Report how many lines contain the word "source", with no other text.
╭─ RECORD EXTRACTS
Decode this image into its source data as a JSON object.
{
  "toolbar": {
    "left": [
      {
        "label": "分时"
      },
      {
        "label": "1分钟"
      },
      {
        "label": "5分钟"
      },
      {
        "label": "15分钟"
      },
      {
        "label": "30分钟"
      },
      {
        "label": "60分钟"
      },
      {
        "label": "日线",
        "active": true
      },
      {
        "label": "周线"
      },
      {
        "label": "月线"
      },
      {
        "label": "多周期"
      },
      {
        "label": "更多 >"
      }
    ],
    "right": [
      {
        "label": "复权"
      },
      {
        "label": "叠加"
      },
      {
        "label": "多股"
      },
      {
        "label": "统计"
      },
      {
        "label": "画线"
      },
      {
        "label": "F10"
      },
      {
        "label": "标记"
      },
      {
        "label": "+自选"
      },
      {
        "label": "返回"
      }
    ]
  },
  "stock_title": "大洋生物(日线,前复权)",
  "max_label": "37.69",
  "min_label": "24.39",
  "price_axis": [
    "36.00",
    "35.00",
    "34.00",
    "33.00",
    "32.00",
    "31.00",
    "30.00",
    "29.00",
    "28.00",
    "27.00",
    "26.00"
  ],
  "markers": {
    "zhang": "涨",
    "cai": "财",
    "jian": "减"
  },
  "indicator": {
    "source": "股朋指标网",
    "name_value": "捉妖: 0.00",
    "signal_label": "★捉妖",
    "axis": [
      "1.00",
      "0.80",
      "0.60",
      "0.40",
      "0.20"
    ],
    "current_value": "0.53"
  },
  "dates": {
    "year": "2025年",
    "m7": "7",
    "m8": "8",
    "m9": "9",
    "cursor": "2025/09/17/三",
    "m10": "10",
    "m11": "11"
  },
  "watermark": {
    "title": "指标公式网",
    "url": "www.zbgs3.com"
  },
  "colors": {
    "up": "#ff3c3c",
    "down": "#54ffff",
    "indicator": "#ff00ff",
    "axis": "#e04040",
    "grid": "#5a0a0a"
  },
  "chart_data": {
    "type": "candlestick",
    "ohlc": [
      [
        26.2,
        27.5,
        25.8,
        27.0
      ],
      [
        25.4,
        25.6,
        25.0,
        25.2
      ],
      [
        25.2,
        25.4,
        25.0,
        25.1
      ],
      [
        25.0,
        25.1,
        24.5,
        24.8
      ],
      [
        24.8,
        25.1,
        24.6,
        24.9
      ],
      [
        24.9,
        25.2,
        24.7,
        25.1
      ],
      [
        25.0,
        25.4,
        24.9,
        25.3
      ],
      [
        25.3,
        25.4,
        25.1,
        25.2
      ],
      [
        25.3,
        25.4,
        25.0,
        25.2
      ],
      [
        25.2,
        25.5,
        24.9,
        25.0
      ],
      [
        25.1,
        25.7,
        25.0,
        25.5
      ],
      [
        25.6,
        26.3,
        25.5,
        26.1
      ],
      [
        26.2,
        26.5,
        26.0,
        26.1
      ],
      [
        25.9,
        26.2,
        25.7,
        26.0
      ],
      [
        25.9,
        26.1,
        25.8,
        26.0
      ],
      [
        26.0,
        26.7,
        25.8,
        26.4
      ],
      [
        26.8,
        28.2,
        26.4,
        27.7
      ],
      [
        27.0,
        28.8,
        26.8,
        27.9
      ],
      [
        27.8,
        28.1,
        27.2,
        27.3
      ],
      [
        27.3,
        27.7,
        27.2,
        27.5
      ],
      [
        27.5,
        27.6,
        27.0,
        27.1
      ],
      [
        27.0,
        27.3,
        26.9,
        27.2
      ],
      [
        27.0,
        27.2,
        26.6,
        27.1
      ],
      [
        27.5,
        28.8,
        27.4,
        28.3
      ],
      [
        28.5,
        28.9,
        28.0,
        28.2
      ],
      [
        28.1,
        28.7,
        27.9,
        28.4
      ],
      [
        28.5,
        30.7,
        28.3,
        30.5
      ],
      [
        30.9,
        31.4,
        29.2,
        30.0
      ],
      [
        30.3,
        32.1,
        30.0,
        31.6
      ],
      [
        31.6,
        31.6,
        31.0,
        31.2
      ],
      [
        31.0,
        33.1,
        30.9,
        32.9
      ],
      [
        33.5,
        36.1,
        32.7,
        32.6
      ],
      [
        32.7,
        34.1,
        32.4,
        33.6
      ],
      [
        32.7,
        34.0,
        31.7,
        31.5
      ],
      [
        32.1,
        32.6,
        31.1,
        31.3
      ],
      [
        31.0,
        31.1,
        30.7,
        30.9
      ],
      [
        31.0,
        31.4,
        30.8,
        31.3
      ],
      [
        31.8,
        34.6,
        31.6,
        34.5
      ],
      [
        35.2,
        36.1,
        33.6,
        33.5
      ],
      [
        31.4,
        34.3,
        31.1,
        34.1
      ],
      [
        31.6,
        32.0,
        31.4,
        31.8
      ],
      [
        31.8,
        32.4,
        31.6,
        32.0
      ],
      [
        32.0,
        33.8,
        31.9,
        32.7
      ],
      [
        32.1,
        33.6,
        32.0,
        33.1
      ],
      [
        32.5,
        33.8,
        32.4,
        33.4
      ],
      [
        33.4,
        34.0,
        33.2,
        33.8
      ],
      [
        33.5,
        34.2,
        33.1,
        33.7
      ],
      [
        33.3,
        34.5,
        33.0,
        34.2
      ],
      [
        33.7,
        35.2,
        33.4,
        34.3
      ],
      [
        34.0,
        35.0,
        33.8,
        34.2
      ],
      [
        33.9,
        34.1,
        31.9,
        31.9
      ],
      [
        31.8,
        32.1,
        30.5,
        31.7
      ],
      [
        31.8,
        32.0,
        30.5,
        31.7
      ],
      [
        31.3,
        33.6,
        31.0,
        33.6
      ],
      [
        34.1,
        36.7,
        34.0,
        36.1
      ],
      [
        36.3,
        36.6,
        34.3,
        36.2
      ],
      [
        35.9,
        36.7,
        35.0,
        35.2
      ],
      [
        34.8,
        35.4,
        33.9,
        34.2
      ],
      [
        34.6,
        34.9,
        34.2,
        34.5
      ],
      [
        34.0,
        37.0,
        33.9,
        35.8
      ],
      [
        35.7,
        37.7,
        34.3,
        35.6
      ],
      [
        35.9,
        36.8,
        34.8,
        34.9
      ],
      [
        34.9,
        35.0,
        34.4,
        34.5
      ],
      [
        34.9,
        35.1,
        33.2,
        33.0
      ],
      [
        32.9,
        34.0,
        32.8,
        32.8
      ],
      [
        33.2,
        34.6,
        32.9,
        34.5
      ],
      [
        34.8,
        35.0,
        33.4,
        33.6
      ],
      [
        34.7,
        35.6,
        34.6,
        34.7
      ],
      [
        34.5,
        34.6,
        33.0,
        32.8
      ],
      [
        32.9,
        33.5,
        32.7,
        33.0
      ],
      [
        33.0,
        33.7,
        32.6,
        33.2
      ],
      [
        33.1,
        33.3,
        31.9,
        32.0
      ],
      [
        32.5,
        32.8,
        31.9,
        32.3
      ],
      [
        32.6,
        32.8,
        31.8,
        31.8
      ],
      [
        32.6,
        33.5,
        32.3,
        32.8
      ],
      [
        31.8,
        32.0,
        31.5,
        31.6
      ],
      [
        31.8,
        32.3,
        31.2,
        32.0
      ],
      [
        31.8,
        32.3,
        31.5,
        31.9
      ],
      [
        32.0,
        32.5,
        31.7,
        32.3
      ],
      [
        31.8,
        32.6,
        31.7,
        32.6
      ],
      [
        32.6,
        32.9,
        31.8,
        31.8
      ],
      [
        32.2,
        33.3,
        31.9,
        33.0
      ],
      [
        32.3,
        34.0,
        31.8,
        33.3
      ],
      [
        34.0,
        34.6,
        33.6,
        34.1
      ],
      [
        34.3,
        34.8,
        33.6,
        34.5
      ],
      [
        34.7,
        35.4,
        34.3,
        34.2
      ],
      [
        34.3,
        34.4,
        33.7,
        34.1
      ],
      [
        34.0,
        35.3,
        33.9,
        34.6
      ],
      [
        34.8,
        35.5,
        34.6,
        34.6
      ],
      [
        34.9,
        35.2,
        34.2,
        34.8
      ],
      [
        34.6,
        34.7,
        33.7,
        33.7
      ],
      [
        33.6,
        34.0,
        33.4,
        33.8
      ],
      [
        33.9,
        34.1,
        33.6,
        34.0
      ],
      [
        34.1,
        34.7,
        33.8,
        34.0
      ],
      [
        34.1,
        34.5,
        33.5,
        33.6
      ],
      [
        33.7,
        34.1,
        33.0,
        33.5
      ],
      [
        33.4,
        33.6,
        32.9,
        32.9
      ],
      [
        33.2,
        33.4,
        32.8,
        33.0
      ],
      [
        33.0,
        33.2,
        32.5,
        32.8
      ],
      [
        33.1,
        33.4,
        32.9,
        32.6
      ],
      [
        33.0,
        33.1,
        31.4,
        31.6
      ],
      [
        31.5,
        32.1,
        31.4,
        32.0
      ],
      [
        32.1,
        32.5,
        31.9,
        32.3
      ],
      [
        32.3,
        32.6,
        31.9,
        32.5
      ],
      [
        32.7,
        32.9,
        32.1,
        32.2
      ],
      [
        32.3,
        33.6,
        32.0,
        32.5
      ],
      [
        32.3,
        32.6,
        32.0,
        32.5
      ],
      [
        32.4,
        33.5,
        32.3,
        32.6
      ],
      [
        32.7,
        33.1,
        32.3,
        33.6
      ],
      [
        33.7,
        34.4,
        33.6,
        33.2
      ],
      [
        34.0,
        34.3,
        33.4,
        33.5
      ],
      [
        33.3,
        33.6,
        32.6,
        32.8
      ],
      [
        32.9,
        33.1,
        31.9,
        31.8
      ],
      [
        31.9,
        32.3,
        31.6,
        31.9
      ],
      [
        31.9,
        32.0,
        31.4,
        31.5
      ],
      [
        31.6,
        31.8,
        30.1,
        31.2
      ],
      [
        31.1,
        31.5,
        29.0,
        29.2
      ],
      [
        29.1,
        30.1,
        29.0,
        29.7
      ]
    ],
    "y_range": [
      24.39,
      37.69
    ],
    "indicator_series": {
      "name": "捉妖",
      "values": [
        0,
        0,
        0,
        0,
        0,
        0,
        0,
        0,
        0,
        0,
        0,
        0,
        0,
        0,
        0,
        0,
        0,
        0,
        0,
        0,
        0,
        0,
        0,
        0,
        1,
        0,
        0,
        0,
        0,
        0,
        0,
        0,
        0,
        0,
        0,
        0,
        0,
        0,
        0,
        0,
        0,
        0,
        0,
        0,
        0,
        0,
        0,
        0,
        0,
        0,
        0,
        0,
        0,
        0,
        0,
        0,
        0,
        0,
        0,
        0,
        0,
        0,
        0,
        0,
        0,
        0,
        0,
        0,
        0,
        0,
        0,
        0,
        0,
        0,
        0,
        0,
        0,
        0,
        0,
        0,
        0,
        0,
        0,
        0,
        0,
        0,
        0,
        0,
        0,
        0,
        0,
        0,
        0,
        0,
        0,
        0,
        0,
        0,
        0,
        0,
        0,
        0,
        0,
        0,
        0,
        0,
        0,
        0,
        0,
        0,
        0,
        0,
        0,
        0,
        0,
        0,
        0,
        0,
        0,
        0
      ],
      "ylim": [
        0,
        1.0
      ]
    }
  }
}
╰─
▸ OUTPUT OF THE TASK
2